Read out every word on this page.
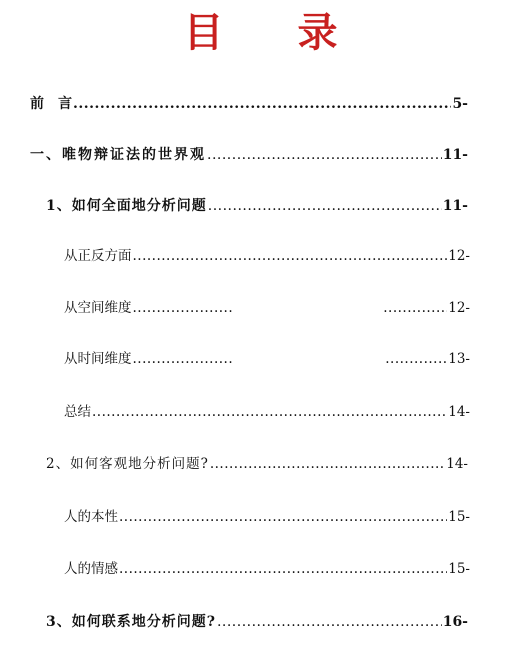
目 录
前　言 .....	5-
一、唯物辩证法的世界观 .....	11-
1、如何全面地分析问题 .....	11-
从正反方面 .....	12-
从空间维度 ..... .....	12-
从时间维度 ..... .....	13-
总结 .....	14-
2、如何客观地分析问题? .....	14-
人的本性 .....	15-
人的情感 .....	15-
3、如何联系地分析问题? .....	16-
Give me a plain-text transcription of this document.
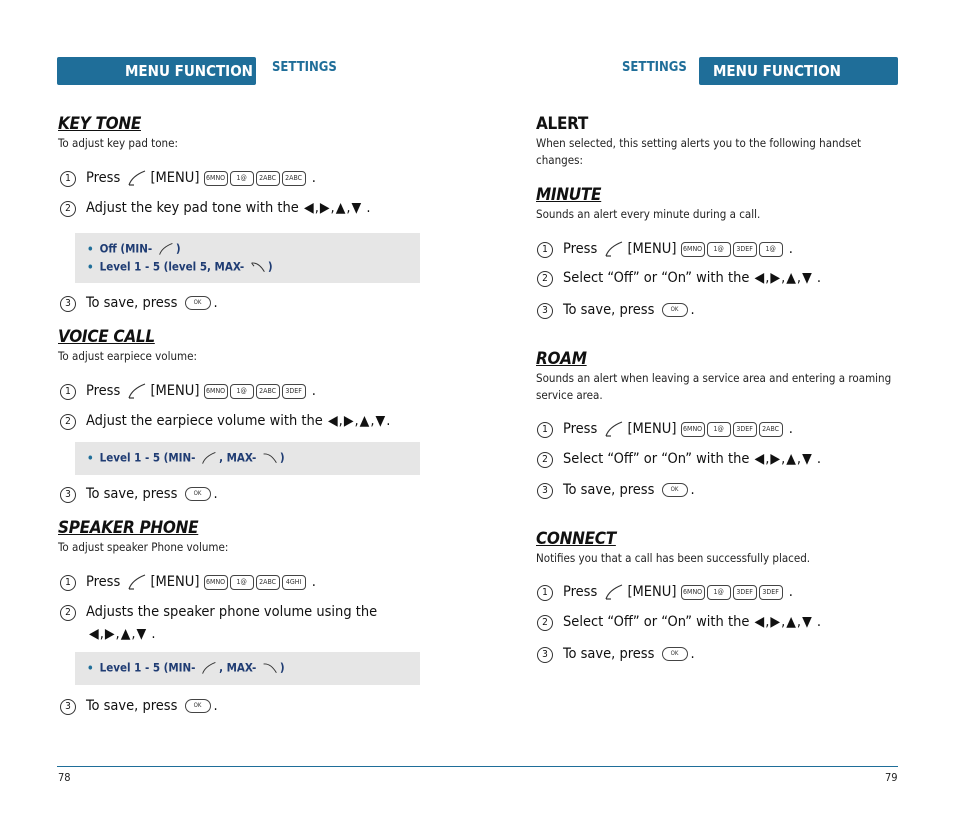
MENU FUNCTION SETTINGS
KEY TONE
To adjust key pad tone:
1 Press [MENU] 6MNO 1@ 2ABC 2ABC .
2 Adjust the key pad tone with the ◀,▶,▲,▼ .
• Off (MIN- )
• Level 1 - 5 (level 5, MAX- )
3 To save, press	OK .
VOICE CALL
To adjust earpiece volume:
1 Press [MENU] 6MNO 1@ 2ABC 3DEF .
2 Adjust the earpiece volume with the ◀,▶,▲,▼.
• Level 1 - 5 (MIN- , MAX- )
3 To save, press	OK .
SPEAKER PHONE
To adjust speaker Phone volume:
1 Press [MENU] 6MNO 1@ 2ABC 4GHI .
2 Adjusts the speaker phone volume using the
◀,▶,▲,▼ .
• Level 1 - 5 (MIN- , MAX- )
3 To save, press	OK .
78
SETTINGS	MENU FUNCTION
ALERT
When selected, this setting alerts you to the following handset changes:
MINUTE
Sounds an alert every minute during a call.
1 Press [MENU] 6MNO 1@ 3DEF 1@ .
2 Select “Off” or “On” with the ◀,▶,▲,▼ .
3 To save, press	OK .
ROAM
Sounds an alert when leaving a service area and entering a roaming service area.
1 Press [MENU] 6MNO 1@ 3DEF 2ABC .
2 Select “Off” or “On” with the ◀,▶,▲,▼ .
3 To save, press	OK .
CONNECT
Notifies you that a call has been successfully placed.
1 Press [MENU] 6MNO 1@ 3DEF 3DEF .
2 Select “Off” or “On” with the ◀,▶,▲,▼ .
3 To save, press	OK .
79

____________

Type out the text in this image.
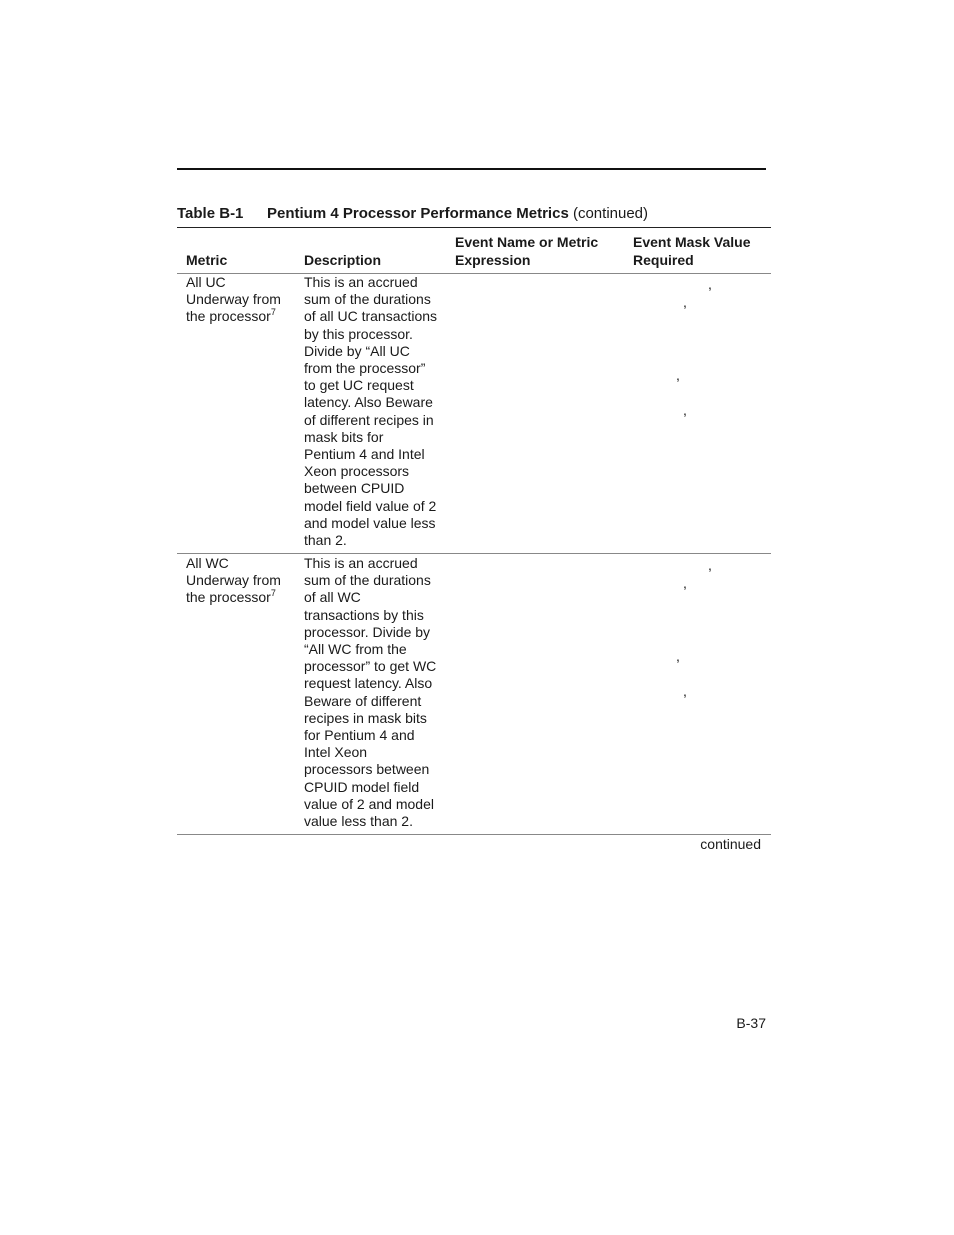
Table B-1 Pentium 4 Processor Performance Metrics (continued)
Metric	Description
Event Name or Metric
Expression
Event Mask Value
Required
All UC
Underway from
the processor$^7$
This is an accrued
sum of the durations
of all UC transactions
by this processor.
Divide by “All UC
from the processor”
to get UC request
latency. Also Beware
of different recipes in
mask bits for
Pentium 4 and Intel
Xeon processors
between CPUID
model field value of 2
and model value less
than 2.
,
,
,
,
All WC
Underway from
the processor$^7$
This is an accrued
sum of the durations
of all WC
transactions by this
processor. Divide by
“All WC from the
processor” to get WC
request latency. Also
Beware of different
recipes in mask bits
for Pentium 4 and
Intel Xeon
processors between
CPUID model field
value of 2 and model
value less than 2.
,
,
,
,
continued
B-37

____________

-- WORK REQUIRED --
Copy out every line of the data that includes the word "different".

-- WORKED ANSWER --
of different recipes in
Beware of different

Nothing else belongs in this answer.